**TO BE DONE:**
a) In the blog post on Belize export smuggling, what percentage of government revenues is the current agriculture support budget?
b) Copy everything in the blog post on Belize export smuggling from "Thursday, August 5, 2010" down to "and also revenues.".

**DOCUMENT SECTION:**
*****
Thursday, August 5, 2010

BELIZE EXPORT SMUGGLING GROWS due to government difficulties!

ANCEDOTAL STREET REPORTS BY RANCHERS ON MACAL RIVER MARKET GOSSIPING AND COMPLAINING AT THE STATE OF THE CATTLE PRICES AND PROBLEMS, BACKED BY THE EXCELLENT STATISTICAL DATA FROM THE BELIZE AG REPORT OF JUNE/JULY, GIVES ME THE BASIS FOR THE IMPRESSIONS EXPRESSED BY THIS ARTICLE ON MY BLOG! IT IS NOT ONLY CATTLE RANCHERS COMPLAINING, BUT PRODUCERS OF MANY VEGETABLE CROPS AS WELL, WITH ESSENTIALLY THE SAME PROBLEMS WITH THE GOVERNMENT BUREAUCRATIC PROCESSES.
by Ray Auxillou, August, 2010

Recently I wondered about spiritual, and mental tussles facing some of the more religious agriculture farmers. There is a constant complaint from government about farmers smuggling things for export across the borders., in which the government loses control and also revenues.
It is the government itself that is causing most of this situation. At one time a couple of decades ago, the agriculture budget for government was around 25% of government revenues. Today the budget for agriculture support by the government is 1.4% says the article by the editor. At one time in 2006 the budget for agriculture had actually shrunk to 1.1%. While tourism might still be king as a pillar of the economy, and oil is growing to be another pillar on a smaller scale, agriculture is still the mainstay of the economy of Belize.
There is an old saying; “you can’t get blood out of a stone”. The government is faced with some hard choices due to the costs of paying off past government loan borrowing. The available money to pay off loans and interest is getting bigger, year by year, while the revenues have shrunk.
First of all SMUGGLERS in agriculture taking stuff for export across the border DO REALIZE that the government is in dire financial straits. Nor do they look at the UDP government as not doing the best they can under the financial circumstances. It is quite evident that the new policy of dividing up scarce revenues, to be spent evenly by the six districts is working for a sense of NATIONAL DEVELOPMENT. People are VERY satisfied with that. Well perhaps not the 80,000 population of the port town down on the coast, that were once considered by them at least, to BE THE COUNTRY OF BELIZE, as the old capital. Certainly the port town has more than their fair share of elected representatives and we can only hope that selfishness will not stop the Elections and Boundaries Commission from recalculating this unfair playing field in two years from now, for the next election.
The big problem from the viewpoint of agriculture export smugglers is that they are dealing with perishable products. For the most part, when you can harvest and sell a crop of something, you have a limited time frame. This can be measured in hours within one day. The problem at least partially, is the plethora of government sub departments and bureaucracies dealing with exports, like BAHA, MAF and other government bureaucratic entities, designed and installed in recent years to ensure we have international qualified products for export. The whole thing needs restructuring. The government needs; a one stop shopping center for these myriad export controlling agencies. The process has to be consolidated and speeded up. Instead of taking three days, or a couple of weeks, the process has to be refined and retuned, to take about an hour and a half. If you include perishable products, the travel cost and time and labor, there is often no choice for a farmer, but to smuggle his product across the frontier. Running around trying to comply with red tape bureaucracy, to be legal and contribute your two cents to government revenues, is self defeating, if something you are exporting is worth $2000 and the cost of running around and doing all the red tape paper work costs $1500 in time and labor and fuel costs. The difference is in a profit, or a loss.
*****
**ENTRIES:**
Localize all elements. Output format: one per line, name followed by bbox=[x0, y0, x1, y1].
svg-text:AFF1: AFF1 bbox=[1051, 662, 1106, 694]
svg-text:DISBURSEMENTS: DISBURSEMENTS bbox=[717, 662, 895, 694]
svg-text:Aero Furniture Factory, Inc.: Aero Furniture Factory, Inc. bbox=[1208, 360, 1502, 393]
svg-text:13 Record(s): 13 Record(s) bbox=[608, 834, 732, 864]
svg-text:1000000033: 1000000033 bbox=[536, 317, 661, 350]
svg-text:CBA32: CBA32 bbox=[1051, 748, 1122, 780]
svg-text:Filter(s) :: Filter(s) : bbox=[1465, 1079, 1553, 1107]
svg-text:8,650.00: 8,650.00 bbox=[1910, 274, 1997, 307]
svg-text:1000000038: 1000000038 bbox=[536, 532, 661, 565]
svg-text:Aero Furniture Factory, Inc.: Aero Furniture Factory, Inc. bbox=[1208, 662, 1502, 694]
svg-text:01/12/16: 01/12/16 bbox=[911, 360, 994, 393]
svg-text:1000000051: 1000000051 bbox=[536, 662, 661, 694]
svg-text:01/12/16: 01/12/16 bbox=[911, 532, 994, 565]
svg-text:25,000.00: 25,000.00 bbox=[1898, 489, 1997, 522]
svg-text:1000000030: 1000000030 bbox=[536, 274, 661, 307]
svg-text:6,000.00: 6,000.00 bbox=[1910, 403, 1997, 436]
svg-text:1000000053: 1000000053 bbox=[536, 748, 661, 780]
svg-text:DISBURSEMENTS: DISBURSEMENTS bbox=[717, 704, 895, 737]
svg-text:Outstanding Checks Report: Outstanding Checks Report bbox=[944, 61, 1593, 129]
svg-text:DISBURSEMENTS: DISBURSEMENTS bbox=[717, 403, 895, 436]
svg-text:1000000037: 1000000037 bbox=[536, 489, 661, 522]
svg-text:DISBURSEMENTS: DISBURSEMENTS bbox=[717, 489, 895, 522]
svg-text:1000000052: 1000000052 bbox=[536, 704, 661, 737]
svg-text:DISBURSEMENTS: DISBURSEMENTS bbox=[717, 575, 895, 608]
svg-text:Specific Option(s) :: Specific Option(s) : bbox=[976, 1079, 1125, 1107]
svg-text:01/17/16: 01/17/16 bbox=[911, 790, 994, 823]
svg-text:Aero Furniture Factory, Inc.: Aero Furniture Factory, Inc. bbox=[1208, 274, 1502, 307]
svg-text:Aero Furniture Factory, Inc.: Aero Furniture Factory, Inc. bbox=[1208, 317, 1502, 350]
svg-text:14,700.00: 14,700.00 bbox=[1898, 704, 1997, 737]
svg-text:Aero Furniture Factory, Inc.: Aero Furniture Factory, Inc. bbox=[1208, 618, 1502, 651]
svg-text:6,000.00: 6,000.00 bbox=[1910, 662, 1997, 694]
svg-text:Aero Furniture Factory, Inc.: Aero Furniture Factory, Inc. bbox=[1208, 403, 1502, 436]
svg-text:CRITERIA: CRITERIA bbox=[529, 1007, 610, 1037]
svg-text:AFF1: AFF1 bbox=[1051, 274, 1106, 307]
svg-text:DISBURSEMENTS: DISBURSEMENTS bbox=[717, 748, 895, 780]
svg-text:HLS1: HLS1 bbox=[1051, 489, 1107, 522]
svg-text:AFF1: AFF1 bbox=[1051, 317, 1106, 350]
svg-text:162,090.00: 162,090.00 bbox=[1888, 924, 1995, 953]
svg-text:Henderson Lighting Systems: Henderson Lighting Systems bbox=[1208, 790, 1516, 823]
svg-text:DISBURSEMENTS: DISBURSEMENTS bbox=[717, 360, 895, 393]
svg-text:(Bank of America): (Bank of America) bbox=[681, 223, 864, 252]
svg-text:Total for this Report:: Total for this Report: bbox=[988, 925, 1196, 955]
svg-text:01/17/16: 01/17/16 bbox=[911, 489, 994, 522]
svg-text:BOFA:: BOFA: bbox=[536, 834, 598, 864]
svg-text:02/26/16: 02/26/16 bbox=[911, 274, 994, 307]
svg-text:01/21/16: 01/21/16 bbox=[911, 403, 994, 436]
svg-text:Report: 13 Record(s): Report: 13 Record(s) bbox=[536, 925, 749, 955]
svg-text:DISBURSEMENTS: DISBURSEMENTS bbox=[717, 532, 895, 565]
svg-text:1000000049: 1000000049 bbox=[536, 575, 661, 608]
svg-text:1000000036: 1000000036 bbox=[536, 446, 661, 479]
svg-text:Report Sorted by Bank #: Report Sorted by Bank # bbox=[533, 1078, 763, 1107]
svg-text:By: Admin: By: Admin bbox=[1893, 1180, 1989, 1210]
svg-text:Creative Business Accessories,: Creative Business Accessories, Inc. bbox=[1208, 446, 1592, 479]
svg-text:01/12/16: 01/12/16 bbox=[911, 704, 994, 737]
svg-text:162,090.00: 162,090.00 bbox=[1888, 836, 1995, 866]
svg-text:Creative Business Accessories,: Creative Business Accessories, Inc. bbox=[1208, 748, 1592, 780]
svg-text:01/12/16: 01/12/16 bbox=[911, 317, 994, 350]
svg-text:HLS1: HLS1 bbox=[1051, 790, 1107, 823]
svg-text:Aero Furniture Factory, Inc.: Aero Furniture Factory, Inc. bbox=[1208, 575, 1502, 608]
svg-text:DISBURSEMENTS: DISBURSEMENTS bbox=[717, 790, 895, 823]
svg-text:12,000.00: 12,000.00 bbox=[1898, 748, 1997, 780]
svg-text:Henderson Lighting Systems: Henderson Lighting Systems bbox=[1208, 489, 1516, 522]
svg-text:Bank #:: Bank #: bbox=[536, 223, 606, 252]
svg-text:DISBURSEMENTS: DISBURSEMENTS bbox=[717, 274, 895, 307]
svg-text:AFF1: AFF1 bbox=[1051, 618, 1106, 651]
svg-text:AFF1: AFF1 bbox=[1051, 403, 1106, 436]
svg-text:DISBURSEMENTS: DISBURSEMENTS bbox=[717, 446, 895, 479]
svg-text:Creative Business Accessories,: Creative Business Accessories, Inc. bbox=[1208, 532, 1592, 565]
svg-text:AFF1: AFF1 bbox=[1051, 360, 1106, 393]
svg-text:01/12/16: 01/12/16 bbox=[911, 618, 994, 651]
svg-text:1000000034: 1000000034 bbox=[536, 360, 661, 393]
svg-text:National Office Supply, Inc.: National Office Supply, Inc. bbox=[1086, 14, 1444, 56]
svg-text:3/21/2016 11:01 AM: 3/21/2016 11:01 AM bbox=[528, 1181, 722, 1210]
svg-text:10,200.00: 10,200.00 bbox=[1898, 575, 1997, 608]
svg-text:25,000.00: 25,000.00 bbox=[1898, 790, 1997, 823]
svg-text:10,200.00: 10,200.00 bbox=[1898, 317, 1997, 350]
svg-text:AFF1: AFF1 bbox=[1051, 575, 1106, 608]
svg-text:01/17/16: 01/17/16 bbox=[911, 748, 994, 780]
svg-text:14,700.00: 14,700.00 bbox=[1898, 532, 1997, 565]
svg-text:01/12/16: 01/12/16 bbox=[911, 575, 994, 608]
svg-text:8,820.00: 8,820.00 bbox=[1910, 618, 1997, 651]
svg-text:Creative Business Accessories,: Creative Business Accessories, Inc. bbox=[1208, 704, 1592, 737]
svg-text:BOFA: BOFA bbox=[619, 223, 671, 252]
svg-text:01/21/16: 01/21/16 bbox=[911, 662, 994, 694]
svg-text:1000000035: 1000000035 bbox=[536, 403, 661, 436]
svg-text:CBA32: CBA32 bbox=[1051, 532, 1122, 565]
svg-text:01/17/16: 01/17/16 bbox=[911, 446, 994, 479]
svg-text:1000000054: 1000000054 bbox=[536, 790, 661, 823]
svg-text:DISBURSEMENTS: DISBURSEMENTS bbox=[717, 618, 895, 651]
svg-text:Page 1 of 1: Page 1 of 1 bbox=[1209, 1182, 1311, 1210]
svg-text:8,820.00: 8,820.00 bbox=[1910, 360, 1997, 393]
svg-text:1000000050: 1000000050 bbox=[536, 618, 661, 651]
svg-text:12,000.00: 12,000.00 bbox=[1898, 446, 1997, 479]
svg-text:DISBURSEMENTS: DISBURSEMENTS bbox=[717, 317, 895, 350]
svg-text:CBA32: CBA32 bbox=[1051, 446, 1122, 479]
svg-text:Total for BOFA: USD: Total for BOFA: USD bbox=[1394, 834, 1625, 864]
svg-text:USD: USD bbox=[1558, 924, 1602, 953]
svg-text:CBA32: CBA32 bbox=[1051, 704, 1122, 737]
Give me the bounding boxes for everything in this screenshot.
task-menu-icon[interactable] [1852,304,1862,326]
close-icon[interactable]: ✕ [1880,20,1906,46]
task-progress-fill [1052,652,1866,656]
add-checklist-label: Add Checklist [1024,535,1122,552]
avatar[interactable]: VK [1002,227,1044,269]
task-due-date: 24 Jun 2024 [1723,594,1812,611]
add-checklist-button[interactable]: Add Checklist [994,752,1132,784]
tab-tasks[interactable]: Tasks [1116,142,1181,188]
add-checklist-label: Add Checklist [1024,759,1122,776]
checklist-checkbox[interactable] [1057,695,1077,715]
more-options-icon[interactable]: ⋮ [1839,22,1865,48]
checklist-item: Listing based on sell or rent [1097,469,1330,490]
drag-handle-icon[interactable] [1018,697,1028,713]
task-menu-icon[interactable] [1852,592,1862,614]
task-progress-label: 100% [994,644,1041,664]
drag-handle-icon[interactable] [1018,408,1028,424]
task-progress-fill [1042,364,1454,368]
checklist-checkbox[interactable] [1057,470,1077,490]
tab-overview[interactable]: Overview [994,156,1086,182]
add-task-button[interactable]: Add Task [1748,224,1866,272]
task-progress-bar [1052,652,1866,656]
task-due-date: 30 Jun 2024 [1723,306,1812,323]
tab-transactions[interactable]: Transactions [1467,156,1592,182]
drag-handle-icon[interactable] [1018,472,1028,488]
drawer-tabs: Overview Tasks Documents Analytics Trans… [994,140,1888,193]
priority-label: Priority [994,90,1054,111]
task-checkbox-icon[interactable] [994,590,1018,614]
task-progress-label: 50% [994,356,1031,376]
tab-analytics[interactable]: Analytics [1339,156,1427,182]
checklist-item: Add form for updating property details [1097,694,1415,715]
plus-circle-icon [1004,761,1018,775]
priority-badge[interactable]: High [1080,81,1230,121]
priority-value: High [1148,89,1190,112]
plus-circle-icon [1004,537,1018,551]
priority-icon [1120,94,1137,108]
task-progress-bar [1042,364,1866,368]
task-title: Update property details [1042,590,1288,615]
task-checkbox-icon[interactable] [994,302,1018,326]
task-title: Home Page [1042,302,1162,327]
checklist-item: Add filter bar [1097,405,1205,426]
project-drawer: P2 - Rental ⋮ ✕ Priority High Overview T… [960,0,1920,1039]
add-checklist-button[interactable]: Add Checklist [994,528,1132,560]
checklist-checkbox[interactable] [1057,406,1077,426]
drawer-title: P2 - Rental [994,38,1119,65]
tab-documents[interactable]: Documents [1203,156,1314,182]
*****
**WORKED ANSWERS:**
a) 1.4%

b)
Thursday, August 5, 2010

BELIZE EXPORT SMUGGLING GROWS due to government difficulties!

ANCEDOTAL STREET REPORTS BY RANCHERS ON MACAL RIVER MARKET GOSSIPING AND COMPLAINING AT THE STATE OF THE CATTLE PRICES AND PROBLEMS, BACKED BY THE EXCELLENT STATISTICAL DATA FROM THE BELIZE AG REPORT OF JUNE/JULY, GIVES ME THE BASIS FOR THE IMPRESSIONS EXPRESSED BY THIS ARTICLE ON MY BLOG! IT IS NOT ONLY CATTLE RANCHERS COMPLAINING, BUT PRODUCERS OF MANY VEGETABLE CROPS AS WELL, WITH ESSENTIALLY THE SAME PROBLEMS WITH THE GOVERNMENT BUREAUCRATIC PROCESSES.
by Ray Auxillou, August, 2010

Recently I wondered about spiritual, and mental tussles facing some of the more religious agriculture farmers. There is a constant complaint from government about farmers smuggling things for export across the borders., in which the government loses control and also revenues.